Stored data:
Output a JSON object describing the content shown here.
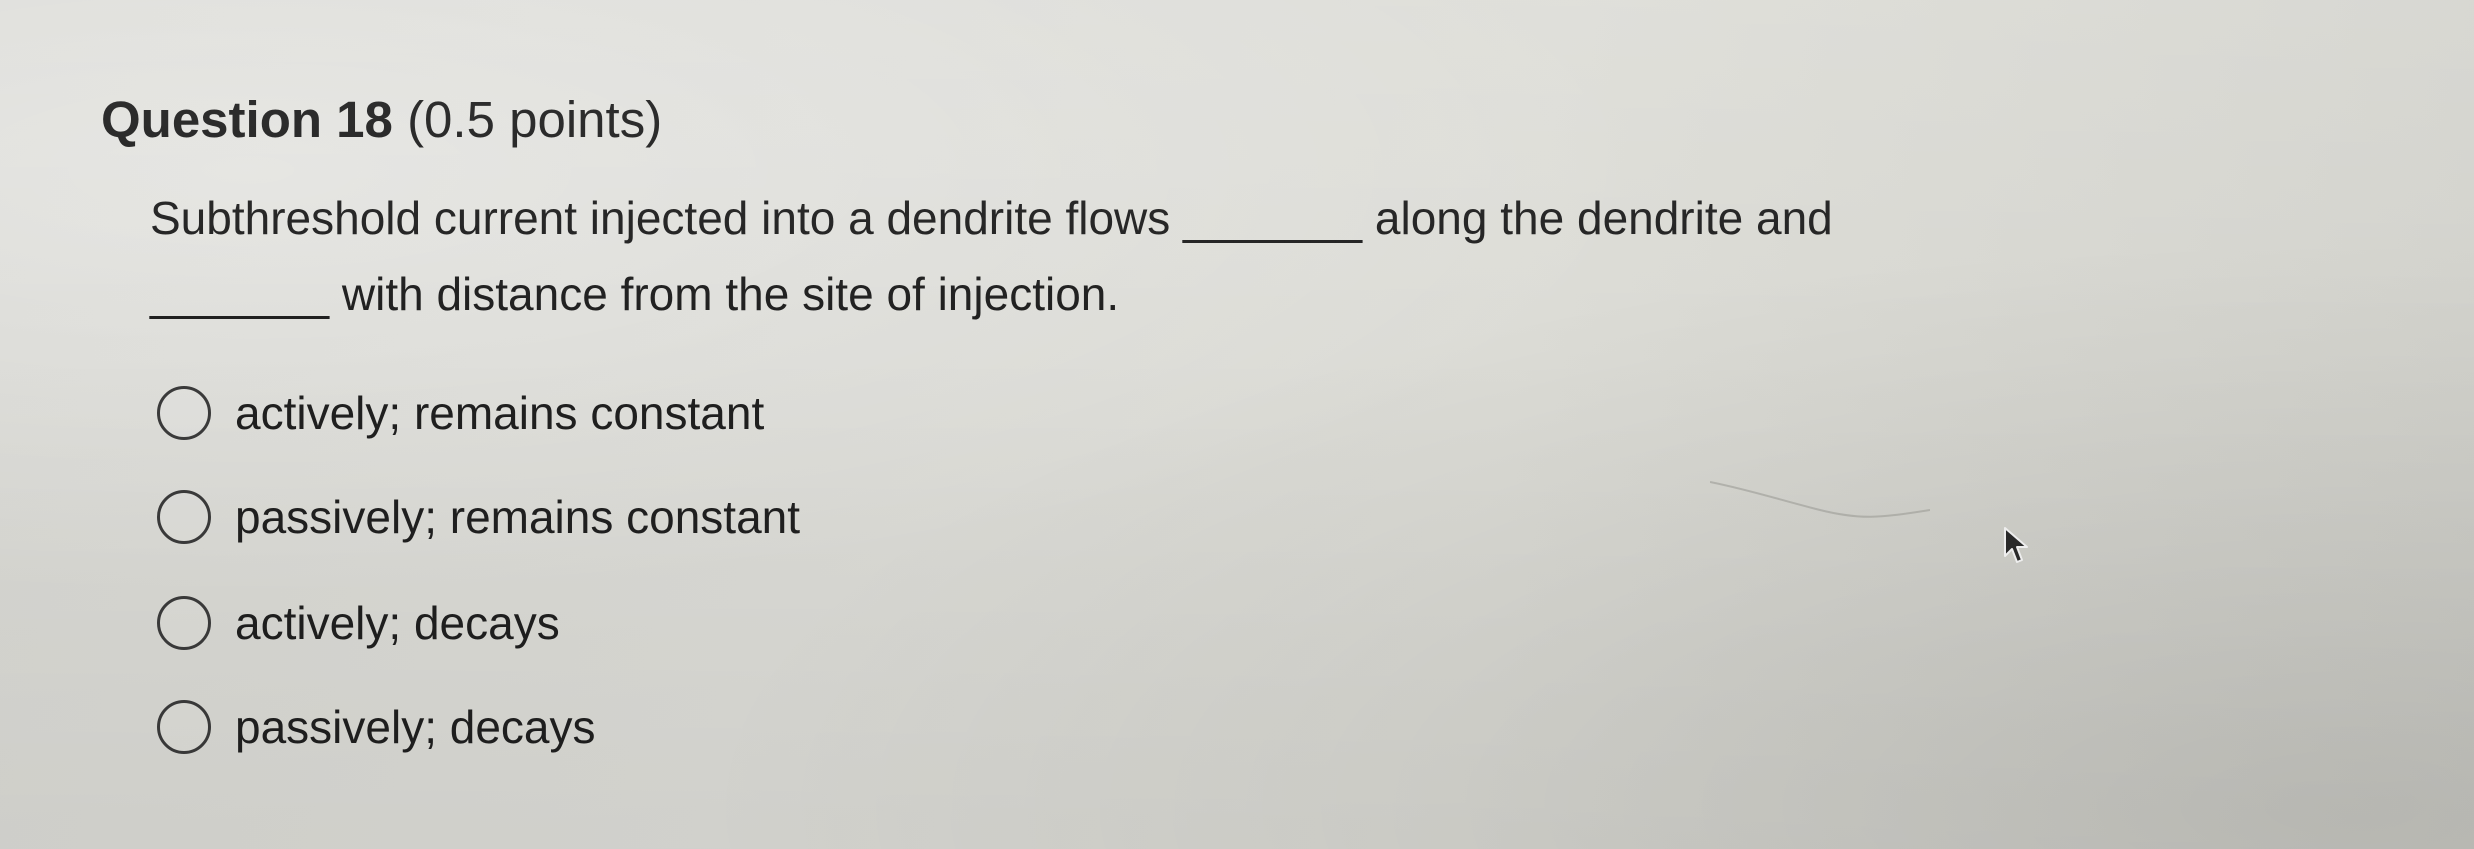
{
  "question": {
    "number_label": "Question 18",
    "points_label": "(0.5 points)",
    "prompt_line_1_start": "Subthreshold current injected into a dendrite flows ",
    "blank_1": "_______",
    "prompt_line_1_end": " along the dendrite and",
    "blank_2": "_______",
    "prompt_line_2_end": " with distance from the site of injection."
  },
  "options": [
    {
      "label": "actively; remains constant",
      "selected": false
    },
    {
      "label": "passively; remains constant",
      "selected": false
    },
    {
      "label": "actively; decays",
      "selected": false
    },
    {
      "label": "passively; decays",
      "selected": false
    }
  ],
  "icons": {
    "cursor": "mouse-pointer-arrow",
    "radio": "radio-button-unselected"
  },
  "colors": {
    "text": "#1f1f1f",
    "background": "#d8d8d3",
    "radio_border": "#3a3a3a"
  }
}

> **Task statement**:
Your task is to repeat the material above exactly, without its pictures.

> **Right answer**:
Output a JSON object describing the content shown here.
{
  "question": {
    "number_label": "Question 18",
    "points_label": "(0.5 points)",
    "prompt_line_1_start": "Subthreshold current injected into a dendrite flows ",
    "blank_1": "_______",
    "prompt_line_1_end": " along the dendrite and",
    "blank_2": "_______",
    "prompt_line_2_end": " with distance from the site of injection."
  },
  "options": [
    {
      "label": "actively; remains constant",
      "selected": false
    },
    {
      "label": "passively; remains constant",
      "selected": false
    },
    {
      "label": "actively; decays",
      "selected": false
    },
    {
      "label": "passively; decays",
      "selected": false
    }
  ],
  "icons": {
    "cursor": "mouse-pointer-arrow",
    "radio": "radio-button-unselected"
  },
  "colors": {
    "text": "#1f1f1f",
    "background": "#d8d8d3",
    "radio_border": "#3a3a3a"
  }
}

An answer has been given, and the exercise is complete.